begin Provided text

One additional problem is that if multiple people are mining, using the same service string, they must not start with the same x or they may end up with the same proof, and anyone looking at it will not honour a duplicated copy of the same work as it could have been copied without work, the first to present it will be rewarded, and others will find their work rejected. To avoid risking wasting work in this way, there needs to be a random starting point, and so the work becomes to find H(s,x,c)/2^(n-k) = 0 where x is random (eg 128-bits to make it statistically infeasible for two users to maliciously or accidentally start at the same point), and c is the counter being varied, and s is the service string.
This is what hashcash version 1 and bitcoin does. In fact, in bitcoin, the service string is the coinbase and the coinbase includes the recipient's reward address, as well as the transactions to validate in the block. Bitcoin actually does not include a random start point x, reusing the reward address as the randomization factor to avoid collisions for this random start point purpose, which saves 16-bytes of space in the coinbase. For privacy bitcoin expect the miner to use a different reward address on each successful block.

end Provided text
begin The records

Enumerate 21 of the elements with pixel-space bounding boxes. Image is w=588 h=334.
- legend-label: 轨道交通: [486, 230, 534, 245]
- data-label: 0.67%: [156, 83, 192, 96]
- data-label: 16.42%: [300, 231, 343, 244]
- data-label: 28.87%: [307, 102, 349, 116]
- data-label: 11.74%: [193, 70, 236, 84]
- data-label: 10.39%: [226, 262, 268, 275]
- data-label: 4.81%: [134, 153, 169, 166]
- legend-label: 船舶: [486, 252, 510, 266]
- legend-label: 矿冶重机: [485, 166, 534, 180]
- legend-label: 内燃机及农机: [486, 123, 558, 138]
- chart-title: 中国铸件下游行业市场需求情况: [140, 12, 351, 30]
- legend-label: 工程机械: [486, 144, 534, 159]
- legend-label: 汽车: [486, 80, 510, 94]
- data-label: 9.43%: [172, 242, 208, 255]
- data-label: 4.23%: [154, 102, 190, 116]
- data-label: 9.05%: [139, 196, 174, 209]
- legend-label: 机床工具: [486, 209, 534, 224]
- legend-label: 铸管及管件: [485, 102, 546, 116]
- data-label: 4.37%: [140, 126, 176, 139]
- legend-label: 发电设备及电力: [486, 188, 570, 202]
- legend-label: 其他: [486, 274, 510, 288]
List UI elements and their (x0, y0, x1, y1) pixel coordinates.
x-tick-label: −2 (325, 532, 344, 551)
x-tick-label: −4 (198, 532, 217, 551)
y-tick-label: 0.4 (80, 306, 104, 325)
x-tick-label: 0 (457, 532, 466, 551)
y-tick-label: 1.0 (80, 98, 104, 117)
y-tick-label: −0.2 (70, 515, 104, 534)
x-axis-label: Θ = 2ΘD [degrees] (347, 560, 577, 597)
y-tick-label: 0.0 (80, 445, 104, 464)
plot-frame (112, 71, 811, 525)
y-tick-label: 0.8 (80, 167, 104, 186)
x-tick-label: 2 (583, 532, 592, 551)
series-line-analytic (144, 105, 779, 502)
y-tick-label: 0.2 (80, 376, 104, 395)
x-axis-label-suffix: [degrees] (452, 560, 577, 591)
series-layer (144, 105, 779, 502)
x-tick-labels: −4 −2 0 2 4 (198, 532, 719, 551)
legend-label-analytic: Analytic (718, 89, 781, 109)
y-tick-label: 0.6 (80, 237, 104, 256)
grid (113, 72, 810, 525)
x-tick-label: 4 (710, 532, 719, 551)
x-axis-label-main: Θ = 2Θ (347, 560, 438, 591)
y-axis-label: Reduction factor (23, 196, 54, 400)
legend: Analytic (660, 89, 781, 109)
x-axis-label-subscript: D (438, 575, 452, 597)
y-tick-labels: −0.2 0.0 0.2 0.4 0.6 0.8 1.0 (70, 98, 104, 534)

end The records

Exercise set ->
[1] Answer these questions from the text on hashcash and bitcoin, one line each:
(a) How many bits does the text give as an example size for the random starting point x?
(b) In bitcoin, what serves as the service string?
(c) How many bytes of space does bitcoin save in the coinbase by not including a random start point x?
[2] Rewrite everything in the records from the start down through the line containing "x-tick-label: −2 (325, 532, 344, 551)", replacing "legend-label" with "key-label" and leaving all else unchanged.
The records have no connection to the text.

Outputs by task ->
[1]
(a) 128 bits
(b) The coinbase
(c) 16 bytes

[2]
Enumerate 21 of the elements with pixel-space bounding boxes. Image is w=588 h=334.
- key-label: 轨道交通: [486, 230, 534, 245]
- data-label: 0.67%: [156, 83, 192, 96]
- data-label: 16.42%: [300, 231, 343, 244]
- data-label: 28.87%: [307, 102, 349, 116]
- data-label: 11.74%: [193, 70, 236, 84]
- data-label: 10.39%: [226, 262, 268, 275]
- data-label: 4.81%: [134, 153, 169, 166]
- key-label: 船舶: [486, 252, 510, 266]
- key-label: 矿冶重机: [485, 166, 534, 180]
- key-label: 内燃机及农机: [486, 123, 558, 138]
- chart-title: 中国铸件下游行业市场需求情况: [140, 12, 351, 30]
- key-label: 工程机械: [486, 144, 534, 159]
- key-label: 汽车: [486, 80, 510, 94]
- data-label: 9.43%: [172, 242, 208, 255]
- data-label: 4.23%: [154, 102, 190, 116]
- data-label: 9.05%: [139, 196, 174, 209]
- key-label: 机床工具: [486, 209, 534, 224]
- key-label: 铸管及管件: [485, 102, 546, 116]
- data-label: 4.37%: [140, 126, 176, 139]
- key-label: 发电设备及电力: [486, 188, 570, 202]
- key-label: 其他: [486, 274, 510, 288]
List UI elements and their (x0, y0, x1, y1) pixel coordinates.
x-tick-label: −2 (325, 532, 344, 551)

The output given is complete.